• [Your assignment] Without including any picture, copy the entries that follow word for word.

————

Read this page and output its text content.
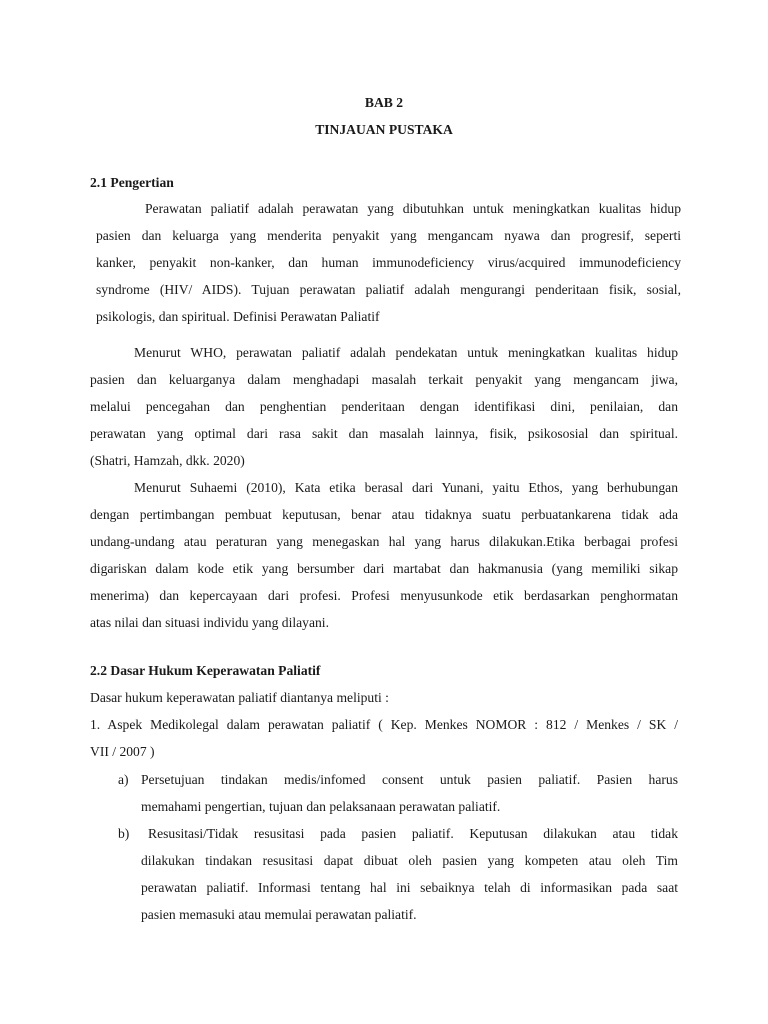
BAB 2
TINJAUAN PUSTAKA
2.1 Pengertian
Perawatan paliatif adalah perawatan yang dibutuhkan untuk meningkatkan kualitas hidup
pasien dan keluarga yang menderita penyakit yang mengancam nyawa dan progresif, seperti
kanker, penyakit non-kanker, dan human immunodeficiency virus/acquired immunodeficiency
syndrome (HIV/ AIDS). Tujuan perawatan paliatif adalah mengurangi penderitaan fisik, sosial,
psikologis, dan spiritual. Definisi Perawatan Paliatif
Menurut WHO, perawatan paliatif adalah pendekatan untuk meningkatkan kualitas hidup
pasien dan keluarganya dalam menghadapi masalah terkait penyakit yang mengancam jiwa,
melalui pencegahan dan penghentian penderitaan dengan identifikasi dini, penilaian, dan
perawatan yang optimal dari rasa sakit dan masalah lainnya, fisik, psikososial dan spiritual.
(Shatri, Hamzah, dkk. 2020)
Menurut Suhaemi (2010), Kata etika berasal dari Yunani, yaitu Ethos, yang berhubungan
dengan pertimbangan pembuat keputusan, benar atau tidaknya suatu perbuatankarena tidak ada
undang-undang atau peraturan yang menegaskan hal yang harus dilakukan.Etika berbagai profesi
digariskan dalam kode etik yang bersumber dari martabat dan hakmanusia (yang memiliki sikap
menerima) dan kepercayaan dari profesi. Profesi menyusunkode etik berdasarkan penghormatan
atas nilai dan situasi individu yang dilayani.
2.2 Dasar Hukum Keperawatan Paliatif
Dasar hukum keperawatan paliatif diantanya meliputi :
1. Aspek Medikolegal dalam perawatan paliatif ( Kep. Menkes NOMOR : 812 / Menkes / SK /
VII / 2007 )
a) Persetujuan tindakan medis/infomed consent untuk pasien paliatif. Pasien harus
memahami pengertian, tujuan dan pelaksanaan perawatan paliatif.
b) Resusitasi/Tidak resusitasi pada pasien paliatif. Keputusan dilakukan atau tidak
dilakukan tindakan resusitasi dapat dibuat oleh pasien yang kompeten atau oleh Tim
perawatan paliatif. Informasi tentang hal ini sebaiknya telah di informasikan pada saat
pasien memasuki atau memulai perawatan paliatif.
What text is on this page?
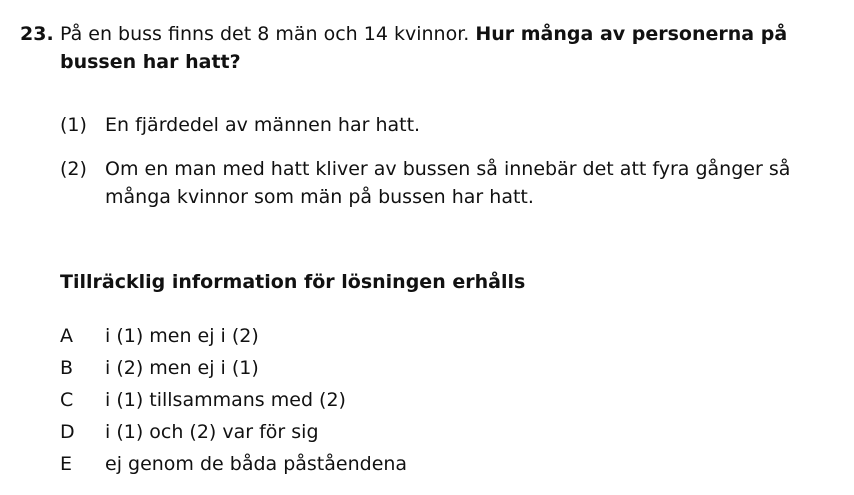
23. På en buss finns det 8 män och 14 kvinnor. Hur många av personerna på bussen har hatt?
(1) En fjärdedel av männen har hatt.
(2) Om en man med hatt kliver av bussen så innebär det att fyra gånger så många kvinnor som män på bussen har hatt.
Tillräcklig information för lösningen erhålls
A i (1) men ej i (2)
B i (2) men ej i (1)
C i (1) tillsammans med (2)
D i (1) och (2) var för sig
E ej genom de båda påståendena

————

• [Answer space]
Read this page and output its text content.
BAB 2
TINJAUAN PUSTAKA
2.1 Pengertian
Perawatan paliatif adalah perawatan yang dibutuhkan untuk meningkatkan kualitas hidup
pasien dan keluarga yang menderita penyakit yang mengancam nyawa dan progresif, seperti
kanker, penyakit non-kanker, dan human immunodeficiency virus/acquired immunodeficiency
syndrome (HIV/ AIDS). Tujuan perawatan paliatif adalah mengurangi penderitaan fisik, sosial,
psikologis, dan spiritual. Definisi Perawatan Paliatif
Menurut WHO, perawatan paliatif adalah pendekatan untuk meningkatkan kualitas hidup
pasien dan keluarganya dalam menghadapi masalah terkait penyakit yang mengancam jiwa,
melalui pencegahan dan penghentian penderitaan dengan identifikasi dini, penilaian, dan
perawatan yang optimal dari rasa sakit dan masalah lainnya, fisik, psikososial dan spiritual.
(Shatri, Hamzah, dkk. 2020)
Menurut Suhaemi (2010), Kata etika berasal dari Yunani, yaitu Ethos, yang berhubungan
dengan pertimbangan pembuat keputusan, benar atau tidaknya suatu perbuatankarena tidak ada
undang-undang atau peraturan yang menegaskan hal yang harus dilakukan.Etika berbagai profesi
digariskan dalam kode etik yang bersumber dari martabat dan hakmanusia (yang memiliki sikap
menerima) dan kepercayaan dari profesi. Profesi menyusunkode etik berdasarkan penghormatan
atas nilai dan situasi individu yang dilayani.
2.2 Dasar Hukum Keperawatan Paliatif
Dasar hukum keperawatan paliatif diantanya meliputi :
1. Aspek Medikolegal dalam perawatan paliatif ( Kep. Menkes NOMOR : 812 / Menkes / SK /
VII / 2007 )
a) Persetujuan tindakan medis/infomed consent untuk pasien paliatif. Pasien harus
memahami pengertian, tujuan dan pelaksanaan perawatan paliatif.
b) Resusitasi/Tidak resusitasi pada pasien paliatif. Keputusan dilakukan atau tidak
dilakukan tindakan resusitasi dapat dibuat oleh pasien yang kompeten atau oleh Tim
perawatan paliatif. Informasi tentang hal ini sebaiknya telah di informasikan pada saat
pasien memasuki atau memulai perawatan paliatif.
What text is on this page?
23. På en buss finns det 8 män och 14 kvinnor. Hur många av personerna på bussen har hatt?
(1) En fjärdedel av männen har hatt.
(2) Om en man med hatt kliver av bussen så innebär det att fyra gånger så många kvinnor som män på bussen har hatt.
Tillräcklig information för lösningen erhålls
A i (1) men ej i (2)
B i (2) men ej i (1)
C i (1) tillsammans med (2)
D i (1) och (2) var för sig
E ej genom de båda påståendena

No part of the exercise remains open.